- Task to carry out: Write out the whole listing again, exactly as given.

*** Task inputs ***

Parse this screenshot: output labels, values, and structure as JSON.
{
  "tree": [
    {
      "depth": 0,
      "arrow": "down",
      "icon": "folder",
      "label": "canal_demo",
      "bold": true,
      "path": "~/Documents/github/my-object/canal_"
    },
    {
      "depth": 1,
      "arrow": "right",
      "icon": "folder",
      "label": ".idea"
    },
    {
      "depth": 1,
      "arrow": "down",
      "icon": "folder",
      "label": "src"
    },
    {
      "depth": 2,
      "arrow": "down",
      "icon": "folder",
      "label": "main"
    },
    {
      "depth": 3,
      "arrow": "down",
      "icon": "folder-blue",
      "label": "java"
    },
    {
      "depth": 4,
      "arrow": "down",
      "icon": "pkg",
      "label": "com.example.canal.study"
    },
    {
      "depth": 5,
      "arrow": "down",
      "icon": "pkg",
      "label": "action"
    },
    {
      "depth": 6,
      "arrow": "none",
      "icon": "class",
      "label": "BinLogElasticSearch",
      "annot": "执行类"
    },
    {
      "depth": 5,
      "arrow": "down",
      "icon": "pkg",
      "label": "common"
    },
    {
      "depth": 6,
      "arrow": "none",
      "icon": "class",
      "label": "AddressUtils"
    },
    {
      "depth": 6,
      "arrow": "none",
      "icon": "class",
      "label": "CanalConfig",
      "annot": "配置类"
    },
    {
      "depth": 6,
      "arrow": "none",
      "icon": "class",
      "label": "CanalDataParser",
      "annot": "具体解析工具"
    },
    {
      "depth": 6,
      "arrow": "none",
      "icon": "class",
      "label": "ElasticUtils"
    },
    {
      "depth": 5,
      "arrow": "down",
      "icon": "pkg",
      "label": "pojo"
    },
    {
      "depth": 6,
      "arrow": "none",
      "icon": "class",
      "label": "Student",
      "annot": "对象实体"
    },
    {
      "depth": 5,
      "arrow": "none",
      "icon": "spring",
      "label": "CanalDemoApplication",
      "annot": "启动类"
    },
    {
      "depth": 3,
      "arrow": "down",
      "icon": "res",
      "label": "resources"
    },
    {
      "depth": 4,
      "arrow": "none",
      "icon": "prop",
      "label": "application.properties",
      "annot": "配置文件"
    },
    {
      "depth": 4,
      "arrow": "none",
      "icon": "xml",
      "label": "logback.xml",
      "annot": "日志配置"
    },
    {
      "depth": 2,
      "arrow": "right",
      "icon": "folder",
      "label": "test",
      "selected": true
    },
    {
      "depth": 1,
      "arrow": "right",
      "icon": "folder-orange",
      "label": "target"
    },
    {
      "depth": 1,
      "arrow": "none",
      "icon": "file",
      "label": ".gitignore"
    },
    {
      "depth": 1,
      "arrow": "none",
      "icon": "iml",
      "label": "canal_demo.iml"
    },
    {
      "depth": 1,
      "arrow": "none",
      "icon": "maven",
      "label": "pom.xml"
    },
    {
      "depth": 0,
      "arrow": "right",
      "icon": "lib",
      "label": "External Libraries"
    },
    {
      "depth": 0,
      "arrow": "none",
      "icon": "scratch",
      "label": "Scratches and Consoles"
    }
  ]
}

***

- Solution to this problem:
Parse this screenshot: output labels, values, and structure as JSON.
{
  "tree": [
    {
      "depth": 0,
      "arrow": "down",
      "icon": "folder",
      "label": "canal_demo",
      "bold": true,
      "path": "~/Documents/github/my-object/canal_"
    },
    {
      "depth": 1,
      "arrow": "right",
      "icon": "folder",
      "label": ".idea"
    },
    {
      "depth": 1,
      "arrow": "down",
      "icon": "folder",
      "label": "src"
    },
    {
      "depth": 2,
      "arrow": "down",
      "icon": "folder",
      "label": "main"
    },
    {
      "depth": 3,
      "arrow": "down",
      "icon": "folder-blue",
      "label": "java"
    },
    {
      "depth": 4,
      "arrow": "down",
      "icon": "pkg",
      "label": "com.example.canal.study"
    },
    {
      "depth": 5,
      "arrow": "down",
      "icon": "pkg",
      "label": "action"
    },
    {
      "depth": 6,
      "arrow": "none",
      "icon": "class",
      "label": "BinLogElasticSearch",
      "annot": "执行类"
    },
    {
      "depth": 5,
      "arrow": "down",
      "icon": "pkg",
      "label": "common"
    },
    {
      "depth": 6,
      "arrow": "none",
      "icon": "class",
      "label": "AddressUtils"
    },
    {
      "depth": 6,
      "arrow": "none",
      "icon": "class",
      "label": "CanalConfig",
      "annot": "配置类"
    },
    {
      "depth": 6,
      "arrow": "none",
      "icon": "class",
      "label": "CanalDataParser",
      "annot": "具体解析工具"
    },
    {
      "depth": 6,
      "arrow": "none",
      "icon": "class",
      "label": "ElasticUtils"
    },
    {
      "depth": 5,
      "arrow": "down",
      "icon": "pkg",
      "label": "pojo"
    },
    {
      "depth": 6,
      "arrow": "none",
      "icon": "class",
      "label": "Student",
      "annot": "对象实体"
    },
    {
      "depth": 5,
      "arrow": "none",
      "icon": "spring",
      "label": "CanalDemoApplication",
      "annot": "启动类"
    },
    {
      "depth": 3,
      "arrow": "down",
      "icon": "res",
      "label": "resources"
    },
    {
      "depth": 4,
      "arrow": "none",
      "icon": "prop",
      "label": "application.properties",
      "annot": "配置文件"
    },
    {
      "depth": 4,
      "arrow": "none",
      "icon": "xml",
      "label": "logback.xml",
      "annot": "日志配置"
    },
    {
      "depth": 2,
      "arrow": "right",
      "icon": "folder",
      "label": "test",
      "selected": true
    },
    {
      "depth": 1,
      "arrow": "right",
      "icon": "folder-orange",
      "label": "target"
    },
    {
      "depth": 1,
      "arrow": "none",
      "icon": "file",
      "label": ".gitignore"
    },
    {
      "depth": 1,
      "arrow": "none",
      "icon": "iml",
      "label": "canal_demo.iml"
    },
    {
      "depth": 1,
      "arrow": "none",
      "icon": "maven",
      "label": "pom.xml"
    },
    {
      "depth": 0,
      "arrow": "right",
      "icon": "lib",
      "label": "External Libraries"
    },
    {
      "depth": 0,
      "arrow": "none",
      "icon": "scratch",
      "label": "Scratches and Consoles"
    }
  ]
}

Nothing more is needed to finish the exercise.